Exercise requirements –
Copy out every record below with complete accuracy.

Recorded information –
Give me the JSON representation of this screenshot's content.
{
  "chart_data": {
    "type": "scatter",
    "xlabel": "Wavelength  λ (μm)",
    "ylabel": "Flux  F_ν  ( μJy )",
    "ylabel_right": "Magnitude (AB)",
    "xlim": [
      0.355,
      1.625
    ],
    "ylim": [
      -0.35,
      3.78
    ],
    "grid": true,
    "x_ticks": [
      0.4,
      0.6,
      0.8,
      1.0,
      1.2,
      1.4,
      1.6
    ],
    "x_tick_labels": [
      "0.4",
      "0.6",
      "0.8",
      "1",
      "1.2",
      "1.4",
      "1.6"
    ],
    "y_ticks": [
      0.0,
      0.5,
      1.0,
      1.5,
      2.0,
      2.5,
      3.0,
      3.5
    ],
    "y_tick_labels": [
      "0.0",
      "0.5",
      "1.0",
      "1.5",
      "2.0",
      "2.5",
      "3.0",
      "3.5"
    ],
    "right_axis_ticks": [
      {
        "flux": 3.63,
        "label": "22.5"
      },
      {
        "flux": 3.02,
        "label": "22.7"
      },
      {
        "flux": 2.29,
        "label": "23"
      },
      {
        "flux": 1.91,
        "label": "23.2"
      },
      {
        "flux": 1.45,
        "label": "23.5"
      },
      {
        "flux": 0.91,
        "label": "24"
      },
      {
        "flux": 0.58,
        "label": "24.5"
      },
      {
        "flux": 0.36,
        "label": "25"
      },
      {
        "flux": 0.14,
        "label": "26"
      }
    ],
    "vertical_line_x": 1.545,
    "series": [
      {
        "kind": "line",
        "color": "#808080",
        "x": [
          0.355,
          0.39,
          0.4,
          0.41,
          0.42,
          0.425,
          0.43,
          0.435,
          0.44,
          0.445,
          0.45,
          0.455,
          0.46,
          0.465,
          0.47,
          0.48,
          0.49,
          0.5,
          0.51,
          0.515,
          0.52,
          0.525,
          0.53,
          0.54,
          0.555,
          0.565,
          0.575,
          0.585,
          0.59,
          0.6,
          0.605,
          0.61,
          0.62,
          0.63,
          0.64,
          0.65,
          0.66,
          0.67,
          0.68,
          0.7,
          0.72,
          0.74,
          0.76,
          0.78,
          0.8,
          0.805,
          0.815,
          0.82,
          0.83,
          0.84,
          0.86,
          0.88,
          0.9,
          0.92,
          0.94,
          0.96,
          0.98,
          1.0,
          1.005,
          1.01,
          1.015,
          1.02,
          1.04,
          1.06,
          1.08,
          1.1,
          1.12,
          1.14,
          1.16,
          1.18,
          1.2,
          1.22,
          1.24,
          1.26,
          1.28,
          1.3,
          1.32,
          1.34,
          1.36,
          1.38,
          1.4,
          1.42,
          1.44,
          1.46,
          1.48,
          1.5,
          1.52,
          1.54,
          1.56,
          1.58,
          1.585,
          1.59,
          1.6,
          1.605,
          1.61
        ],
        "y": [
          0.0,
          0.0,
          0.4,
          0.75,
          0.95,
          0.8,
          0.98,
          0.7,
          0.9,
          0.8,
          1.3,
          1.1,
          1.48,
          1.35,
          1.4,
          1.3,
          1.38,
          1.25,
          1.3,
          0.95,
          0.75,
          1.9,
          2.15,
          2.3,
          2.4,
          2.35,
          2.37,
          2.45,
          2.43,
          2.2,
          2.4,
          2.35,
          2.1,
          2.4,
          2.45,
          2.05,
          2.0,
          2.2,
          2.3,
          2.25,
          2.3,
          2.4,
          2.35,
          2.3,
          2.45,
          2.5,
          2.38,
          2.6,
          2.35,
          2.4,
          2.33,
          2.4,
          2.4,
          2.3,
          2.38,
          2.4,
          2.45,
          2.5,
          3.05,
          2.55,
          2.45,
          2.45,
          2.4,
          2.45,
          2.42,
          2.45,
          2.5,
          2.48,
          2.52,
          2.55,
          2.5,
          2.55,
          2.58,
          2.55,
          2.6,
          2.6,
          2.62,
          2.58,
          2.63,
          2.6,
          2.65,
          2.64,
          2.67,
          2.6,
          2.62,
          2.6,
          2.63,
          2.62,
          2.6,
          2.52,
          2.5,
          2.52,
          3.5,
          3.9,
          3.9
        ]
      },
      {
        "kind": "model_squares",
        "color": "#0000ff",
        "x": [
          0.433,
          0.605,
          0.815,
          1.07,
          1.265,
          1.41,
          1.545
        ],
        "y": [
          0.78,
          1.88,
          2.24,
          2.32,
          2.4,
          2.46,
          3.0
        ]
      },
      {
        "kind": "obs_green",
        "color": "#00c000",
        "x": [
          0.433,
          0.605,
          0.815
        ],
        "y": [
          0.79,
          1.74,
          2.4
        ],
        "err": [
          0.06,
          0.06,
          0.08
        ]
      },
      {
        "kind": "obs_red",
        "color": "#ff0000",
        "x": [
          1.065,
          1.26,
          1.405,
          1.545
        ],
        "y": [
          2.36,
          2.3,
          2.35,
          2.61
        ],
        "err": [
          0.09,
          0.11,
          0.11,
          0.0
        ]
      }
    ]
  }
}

Complete output –
Give me the JSON representation of this screenshot's content.
{
  "chart_data": {
    "type": "scatter",
    "xlabel": "Wavelength  λ (μm)",
    "ylabel": "Flux  F_ν  ( μJy )",
    "ylabel_right": "Magnitude (AB)",
    "xlim": [
      0.355,
      1.625
    ],
    "ylim": [
      -0.35,
      3.78
    ],
    "grid": true,
    "x_ticks": [
      0.4,
      0.6,
      0.8,
      1.0,
      1.2,
      1.4,
      1.6
    ],
    "x_tick_labels": [
      "0.4",
      "0.6",
      "0.8",
      "1",
      "1.2",
      "1.4",
      "1.6"
    ],
    "y_ticks": [
      0.0,
      0.5,
      1.0,
      1.5,
      2.0,
      2.5,
      3.0,
      3.5
    ],
    "y_tick_labels": [
      "0.0",
      "0.5",
      "1.0",
      "1.5",
      "2.0",
      "2.5",
      "3.0",
      "3.5"
    ],
    "right_axis_ticks": [
      {
        "flux": 3.63,
        "label": "22.5"
      },
      {
        "flux": 3.02,
        "label": "22.7"
      },
      {
        "flux": 2.29,
        "label": "23"
      },
      {
        "flux": 1.91,
        "label": "23.2"
      },
      {
        "flux": 1.45,
        "label": "23.5"
      },
      {
        "flux": 0.91,
        "label": "24"
      },
      {
        "flux": 0.58,
        "label": "24.5"
      },
      {
        "flux": 0.36,
        "label": "25"
      },
      {
        "flux": 0.14,
        "label": "26"
      }
    ],
    "vertical_line_x": 1.545,
    "series": [
      {
        "kind": "line",
        "color": "#808080",
        "x": [
          0.355,
          0.39,
          0.4,
          0.41,
          0.42,
          0.425,
          0.43,
          0.435,
          0.44,
          0.445,
          0.45,
          0.455,
          0.46,
          0.465,
          0.47,
          0.48,
          0.49,
          0.5,
          0.51,
          0.515,
          0.52,
          0.525,
          0.53,
          0.54,
          0.555,
          0.565,
          0.575,
          0.585,
          0.59,
          0.6,
          0.605,
          0.61,
          0.62,
          0.63,
          0.64,
          0.65,
          0.66,
          0.67,
          0.68,
          0.7,
          0.72,
          0.74,
          0.76,
          0.78,
          0.8,
          0.805,
          0.815,
          0.82,
          0.83,
          0.84,
          0.86,
          0.88,
          0.9,
          0.92,
          0.94,
          0.96,
          0.98,
          1.0,
          1.005,
          1.01,
          1.015,
          1.02,
          1.04,
          1.06,
          1.08,
          1.1,
          1.12,
          1.14,
          1.16,
          1.18,
          1.2,
          1.22,
          1.24,
          1.26,
          1.28,
          1.3,
          1.32,
          1.34,
          1.36,
          1.38,
          1.4,
          1.42,
          1.44,
          1.46,
          1.48,
          1.5,
          1.52,
          1.54,
          1.56,
          1.58,
          1.585,
          1.59,
          1.6,
          1.605,
          1.61
        ],
        "y": [
          0.0,
          0.0,
          0.4,
          0.75,
          0.95,
          0.8,
          0.98,
          0.7,
          0.9,
          0.8,
          1.3,
          1.1,
          1.48,
          1.35,
          1.4,
          1.3,
          1.38,
          1.25,
          1.3,
          0.95,
          0.75,
          1.9,
          2.15,
          2.3,
          2.4,
          2.35,
          2.37,
          2.45,
          2.43,
          2.2,
          2.4,
          2.35,
          2.1,
          2.4,
          2.45,
          2.05,
          2.0,
          2.2,
          2.3,
          2.25,
          2.3,
          2.4,
          2.35,
          2.3,
          2.45,
          2.5,
          2.38,
          2.6,
          2.35,
          2.4,
          2.33,
          2.4,
          2.4,
          2.3,
          2.38,
          2.4,
          2.45,
          2.5,
          3.05,
          2.55,
          2.45,
          2.45,
          2.4,
          2.45,
          2.42,
          2.45,
          2.5,
          2.48,
          2.52,
          2.55,
          2.5,
          2.55,
          2.58,
          2.55,
          2.6,
          2.6,
          2.62,
          2.58,
          2.63,
          2.6,
          2.65,
          2.64,
          2.67,
          2.6,
          2.62,
          2.6,
          2.63,
          2.62,
          2.6,
          2.52,
          2.5,
          2.52,
          3.5,
          3.9,
          3.9
        ]
      },
      {
        "kind": "model_squares",
        "color": "#0000ff",
        "x": [
          0.433,
          0.605,
          0.815,
          1.07,
          1.265,
          1.41,
          1.545
        ],
        "y": [
          0.78,
          1.88,
          2.24,
          2.32,
          2.4,
          2.46,
          3.0
        ]
      },
      {
        "kind": "obs_green",
        "color": "#00c000",
        "x": [
          0.433,
          0.605,
          0.815
        ],
        "y": [
          0.79,
          1.74,
          2.4
        ],
        "err": [
          0.06,
          0.06,
          0.08
        ]
      },
      {
        "kind": "obs_red",
        "color": "#ff0000",
        "x": [
          1.065,
          1.26,
          1.405,
          1.545
        ],
        "y": [
          2.36,
          2.3,
          2.35,
          2.61
        ],
        "err": [
          0.09,
          0.11,
          0.11,
          0.0
        ]
      }
    ]
  }
}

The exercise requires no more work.